→ **Given exercise**:
Express the lines from the first one up to and including the line containing "legend-group-libya: Libya Factual" as a Markdown table with a No. column for the row number and a Line column for the line, skipping any blank lines.

START Information shown

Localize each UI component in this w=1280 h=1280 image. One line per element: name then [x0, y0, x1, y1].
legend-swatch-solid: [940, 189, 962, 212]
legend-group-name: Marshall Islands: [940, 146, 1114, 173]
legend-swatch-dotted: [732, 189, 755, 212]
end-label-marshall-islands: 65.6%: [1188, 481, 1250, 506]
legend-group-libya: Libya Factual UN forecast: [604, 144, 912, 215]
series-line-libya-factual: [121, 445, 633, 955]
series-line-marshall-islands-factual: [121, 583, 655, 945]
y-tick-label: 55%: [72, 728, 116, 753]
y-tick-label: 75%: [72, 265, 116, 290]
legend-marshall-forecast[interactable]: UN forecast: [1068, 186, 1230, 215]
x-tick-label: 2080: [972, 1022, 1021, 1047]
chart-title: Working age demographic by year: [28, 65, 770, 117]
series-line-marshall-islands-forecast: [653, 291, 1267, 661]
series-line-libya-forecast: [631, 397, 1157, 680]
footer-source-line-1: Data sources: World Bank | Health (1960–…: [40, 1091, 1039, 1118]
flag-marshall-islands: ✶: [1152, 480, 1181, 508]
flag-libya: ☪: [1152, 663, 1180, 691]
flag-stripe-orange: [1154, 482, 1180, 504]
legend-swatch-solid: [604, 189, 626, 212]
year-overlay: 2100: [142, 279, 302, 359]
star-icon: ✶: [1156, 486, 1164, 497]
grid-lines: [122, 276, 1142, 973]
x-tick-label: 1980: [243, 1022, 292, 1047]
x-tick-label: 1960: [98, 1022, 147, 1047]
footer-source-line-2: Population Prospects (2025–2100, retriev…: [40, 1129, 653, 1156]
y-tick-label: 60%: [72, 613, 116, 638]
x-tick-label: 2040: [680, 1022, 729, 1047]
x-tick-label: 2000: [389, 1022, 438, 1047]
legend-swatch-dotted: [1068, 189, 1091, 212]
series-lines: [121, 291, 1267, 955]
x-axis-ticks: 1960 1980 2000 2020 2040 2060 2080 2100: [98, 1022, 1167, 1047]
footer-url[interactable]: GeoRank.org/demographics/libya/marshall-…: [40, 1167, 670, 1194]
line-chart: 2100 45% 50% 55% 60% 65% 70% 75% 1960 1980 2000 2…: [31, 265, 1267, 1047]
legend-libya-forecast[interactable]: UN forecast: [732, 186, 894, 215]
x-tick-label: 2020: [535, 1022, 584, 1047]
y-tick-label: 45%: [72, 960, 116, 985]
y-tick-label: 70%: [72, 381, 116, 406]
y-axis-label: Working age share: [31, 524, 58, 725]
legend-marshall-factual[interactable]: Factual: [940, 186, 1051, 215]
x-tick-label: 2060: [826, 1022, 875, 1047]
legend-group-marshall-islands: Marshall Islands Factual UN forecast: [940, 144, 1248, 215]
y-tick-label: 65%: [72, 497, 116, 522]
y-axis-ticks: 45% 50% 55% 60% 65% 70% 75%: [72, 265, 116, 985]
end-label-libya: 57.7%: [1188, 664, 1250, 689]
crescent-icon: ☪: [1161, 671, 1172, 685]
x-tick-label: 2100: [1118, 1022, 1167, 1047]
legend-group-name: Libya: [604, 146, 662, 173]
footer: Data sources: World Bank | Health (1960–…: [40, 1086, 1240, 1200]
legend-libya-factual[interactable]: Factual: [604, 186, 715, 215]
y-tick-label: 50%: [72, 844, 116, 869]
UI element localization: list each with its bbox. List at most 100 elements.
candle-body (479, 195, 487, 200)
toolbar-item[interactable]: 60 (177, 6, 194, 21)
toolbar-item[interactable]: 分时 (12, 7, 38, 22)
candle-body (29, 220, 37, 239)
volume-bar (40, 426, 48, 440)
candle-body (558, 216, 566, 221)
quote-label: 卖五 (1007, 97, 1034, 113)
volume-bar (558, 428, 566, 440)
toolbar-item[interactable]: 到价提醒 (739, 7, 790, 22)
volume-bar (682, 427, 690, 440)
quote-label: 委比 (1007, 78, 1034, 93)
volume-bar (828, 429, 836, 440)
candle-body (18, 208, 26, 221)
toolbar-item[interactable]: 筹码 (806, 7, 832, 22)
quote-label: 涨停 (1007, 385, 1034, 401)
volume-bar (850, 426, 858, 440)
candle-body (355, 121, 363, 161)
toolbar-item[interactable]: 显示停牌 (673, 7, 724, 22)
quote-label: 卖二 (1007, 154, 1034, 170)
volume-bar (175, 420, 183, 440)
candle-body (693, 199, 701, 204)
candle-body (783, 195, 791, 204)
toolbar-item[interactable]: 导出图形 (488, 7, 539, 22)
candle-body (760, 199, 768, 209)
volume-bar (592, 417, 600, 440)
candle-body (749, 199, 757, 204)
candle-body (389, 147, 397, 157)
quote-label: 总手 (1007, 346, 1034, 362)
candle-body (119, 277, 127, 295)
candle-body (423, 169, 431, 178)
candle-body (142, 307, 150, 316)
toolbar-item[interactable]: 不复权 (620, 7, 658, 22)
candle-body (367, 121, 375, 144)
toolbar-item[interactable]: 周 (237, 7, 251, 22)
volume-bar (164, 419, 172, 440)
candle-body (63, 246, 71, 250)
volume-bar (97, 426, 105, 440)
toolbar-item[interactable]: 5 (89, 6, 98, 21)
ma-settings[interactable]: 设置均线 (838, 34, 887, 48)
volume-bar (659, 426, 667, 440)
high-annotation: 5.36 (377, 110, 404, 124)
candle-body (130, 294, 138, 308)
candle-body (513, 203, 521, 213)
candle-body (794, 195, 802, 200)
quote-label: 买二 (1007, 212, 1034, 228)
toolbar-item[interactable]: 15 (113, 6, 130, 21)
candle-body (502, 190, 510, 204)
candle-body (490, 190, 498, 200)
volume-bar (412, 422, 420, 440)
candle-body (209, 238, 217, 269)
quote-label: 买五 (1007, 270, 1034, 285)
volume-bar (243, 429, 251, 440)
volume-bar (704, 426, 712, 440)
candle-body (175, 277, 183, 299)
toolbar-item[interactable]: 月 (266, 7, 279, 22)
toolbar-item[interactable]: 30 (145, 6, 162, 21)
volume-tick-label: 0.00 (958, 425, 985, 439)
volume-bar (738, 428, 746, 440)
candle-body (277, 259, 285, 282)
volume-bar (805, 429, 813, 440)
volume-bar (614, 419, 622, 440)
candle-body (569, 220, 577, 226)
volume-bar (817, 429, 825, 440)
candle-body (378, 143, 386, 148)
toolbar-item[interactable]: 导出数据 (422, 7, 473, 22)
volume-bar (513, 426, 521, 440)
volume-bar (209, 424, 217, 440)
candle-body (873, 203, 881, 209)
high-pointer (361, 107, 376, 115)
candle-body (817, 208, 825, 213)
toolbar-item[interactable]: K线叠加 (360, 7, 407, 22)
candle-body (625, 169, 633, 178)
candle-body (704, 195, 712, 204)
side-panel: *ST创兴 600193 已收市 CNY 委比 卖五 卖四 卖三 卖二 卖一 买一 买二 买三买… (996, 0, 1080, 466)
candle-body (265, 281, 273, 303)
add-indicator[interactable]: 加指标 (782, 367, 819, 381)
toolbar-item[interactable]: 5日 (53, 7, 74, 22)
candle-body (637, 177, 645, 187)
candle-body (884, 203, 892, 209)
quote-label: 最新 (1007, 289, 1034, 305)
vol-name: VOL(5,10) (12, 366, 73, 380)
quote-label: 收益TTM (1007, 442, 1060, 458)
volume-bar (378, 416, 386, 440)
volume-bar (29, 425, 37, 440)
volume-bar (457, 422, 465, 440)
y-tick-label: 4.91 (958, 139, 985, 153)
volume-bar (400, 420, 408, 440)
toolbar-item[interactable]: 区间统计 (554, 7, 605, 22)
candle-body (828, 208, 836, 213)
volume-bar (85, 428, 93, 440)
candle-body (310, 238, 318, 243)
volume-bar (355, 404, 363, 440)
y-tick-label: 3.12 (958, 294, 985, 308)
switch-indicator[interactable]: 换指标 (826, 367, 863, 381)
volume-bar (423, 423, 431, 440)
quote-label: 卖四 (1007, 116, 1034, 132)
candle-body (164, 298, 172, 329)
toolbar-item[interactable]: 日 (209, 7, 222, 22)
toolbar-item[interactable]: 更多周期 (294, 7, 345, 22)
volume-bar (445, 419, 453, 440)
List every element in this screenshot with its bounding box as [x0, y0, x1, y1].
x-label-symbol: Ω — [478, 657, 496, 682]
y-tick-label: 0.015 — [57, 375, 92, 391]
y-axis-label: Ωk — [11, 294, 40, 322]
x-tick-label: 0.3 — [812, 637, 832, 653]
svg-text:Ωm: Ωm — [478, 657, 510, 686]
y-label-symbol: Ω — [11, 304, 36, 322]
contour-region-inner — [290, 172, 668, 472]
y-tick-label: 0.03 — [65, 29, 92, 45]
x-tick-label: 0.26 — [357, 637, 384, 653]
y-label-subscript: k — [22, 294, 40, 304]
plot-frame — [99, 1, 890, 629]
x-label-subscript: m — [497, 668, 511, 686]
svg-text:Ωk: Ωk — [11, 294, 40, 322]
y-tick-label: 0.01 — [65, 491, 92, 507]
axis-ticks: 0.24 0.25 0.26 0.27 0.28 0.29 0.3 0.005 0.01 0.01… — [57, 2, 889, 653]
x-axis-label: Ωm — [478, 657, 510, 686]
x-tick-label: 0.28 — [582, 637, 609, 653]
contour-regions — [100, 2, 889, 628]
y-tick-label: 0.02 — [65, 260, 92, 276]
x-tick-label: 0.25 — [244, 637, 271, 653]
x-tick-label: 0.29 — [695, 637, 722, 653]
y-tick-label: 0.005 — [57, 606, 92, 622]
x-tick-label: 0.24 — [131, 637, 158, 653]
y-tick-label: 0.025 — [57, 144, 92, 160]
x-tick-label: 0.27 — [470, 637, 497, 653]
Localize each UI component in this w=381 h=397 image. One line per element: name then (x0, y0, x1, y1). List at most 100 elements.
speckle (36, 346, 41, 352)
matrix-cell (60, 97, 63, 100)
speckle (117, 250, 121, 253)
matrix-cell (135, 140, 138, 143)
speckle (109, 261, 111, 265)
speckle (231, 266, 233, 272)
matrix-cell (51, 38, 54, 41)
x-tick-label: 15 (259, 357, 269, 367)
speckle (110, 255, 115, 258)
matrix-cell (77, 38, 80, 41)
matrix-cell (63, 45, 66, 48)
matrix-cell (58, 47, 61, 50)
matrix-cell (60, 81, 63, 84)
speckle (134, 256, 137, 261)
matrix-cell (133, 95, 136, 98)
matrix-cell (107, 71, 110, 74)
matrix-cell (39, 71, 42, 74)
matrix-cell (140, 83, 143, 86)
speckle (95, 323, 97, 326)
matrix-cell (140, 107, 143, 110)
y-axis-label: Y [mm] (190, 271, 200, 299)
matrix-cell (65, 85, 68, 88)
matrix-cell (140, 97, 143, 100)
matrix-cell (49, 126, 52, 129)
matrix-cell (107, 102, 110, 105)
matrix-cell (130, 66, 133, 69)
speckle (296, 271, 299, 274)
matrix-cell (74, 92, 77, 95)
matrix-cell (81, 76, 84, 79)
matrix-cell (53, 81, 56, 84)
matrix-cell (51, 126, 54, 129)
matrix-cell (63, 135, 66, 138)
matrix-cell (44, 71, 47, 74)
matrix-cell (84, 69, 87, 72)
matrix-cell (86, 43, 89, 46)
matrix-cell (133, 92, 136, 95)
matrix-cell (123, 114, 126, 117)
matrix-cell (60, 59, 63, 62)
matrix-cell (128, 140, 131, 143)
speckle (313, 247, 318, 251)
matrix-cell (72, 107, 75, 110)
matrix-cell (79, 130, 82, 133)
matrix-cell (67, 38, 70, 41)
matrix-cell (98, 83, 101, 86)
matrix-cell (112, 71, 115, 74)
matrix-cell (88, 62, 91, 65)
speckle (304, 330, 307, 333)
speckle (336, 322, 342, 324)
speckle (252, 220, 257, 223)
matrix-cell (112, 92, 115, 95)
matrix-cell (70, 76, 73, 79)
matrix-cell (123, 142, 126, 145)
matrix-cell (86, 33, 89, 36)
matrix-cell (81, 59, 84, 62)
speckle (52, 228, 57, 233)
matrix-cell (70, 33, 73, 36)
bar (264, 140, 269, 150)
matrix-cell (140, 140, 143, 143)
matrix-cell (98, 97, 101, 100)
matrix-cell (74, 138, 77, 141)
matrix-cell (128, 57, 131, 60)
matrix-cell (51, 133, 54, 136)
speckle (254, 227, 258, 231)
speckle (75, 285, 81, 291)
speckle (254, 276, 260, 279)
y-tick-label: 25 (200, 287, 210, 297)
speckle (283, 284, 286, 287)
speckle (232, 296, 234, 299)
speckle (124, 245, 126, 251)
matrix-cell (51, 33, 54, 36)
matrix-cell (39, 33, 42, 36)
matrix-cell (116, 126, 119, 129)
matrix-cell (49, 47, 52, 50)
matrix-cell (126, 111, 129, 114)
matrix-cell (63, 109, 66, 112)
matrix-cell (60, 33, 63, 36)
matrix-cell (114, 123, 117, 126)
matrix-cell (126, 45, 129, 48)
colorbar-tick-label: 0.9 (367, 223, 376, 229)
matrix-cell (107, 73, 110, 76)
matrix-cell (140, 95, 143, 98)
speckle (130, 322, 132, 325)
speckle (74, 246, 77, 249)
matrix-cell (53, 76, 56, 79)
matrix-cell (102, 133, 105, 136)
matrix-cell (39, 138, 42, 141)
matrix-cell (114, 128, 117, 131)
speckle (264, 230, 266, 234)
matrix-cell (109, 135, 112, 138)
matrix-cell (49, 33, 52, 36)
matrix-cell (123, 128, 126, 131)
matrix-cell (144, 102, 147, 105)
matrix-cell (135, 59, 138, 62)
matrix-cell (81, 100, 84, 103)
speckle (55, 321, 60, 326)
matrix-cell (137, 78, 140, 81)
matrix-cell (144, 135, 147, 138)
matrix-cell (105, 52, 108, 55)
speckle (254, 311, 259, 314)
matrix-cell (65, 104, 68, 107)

END Information shown

→ **Exercise answer**:
| No. | Line |
|---|---|
| 1 | Localize each UI component in this w=1280 h=1280 image. One line per element: name then [x0, y0, x1, y1]. |
| 2 | legend-swatch-solid: [940, 189, 962, 212] |
| 3 | legend-group-name: Marshall Islands: [940, 146, 1114, 173] |
| 4 | legend-swatch-dotted: [732, 189, 755, 212] |
| 5 | end-label-marshall-islands: 65.6%: [1188, 481, 1250, 506] |
| 6 | legend-group-libya: Libya Factual UN forecast: [604, 144, 912, 215] |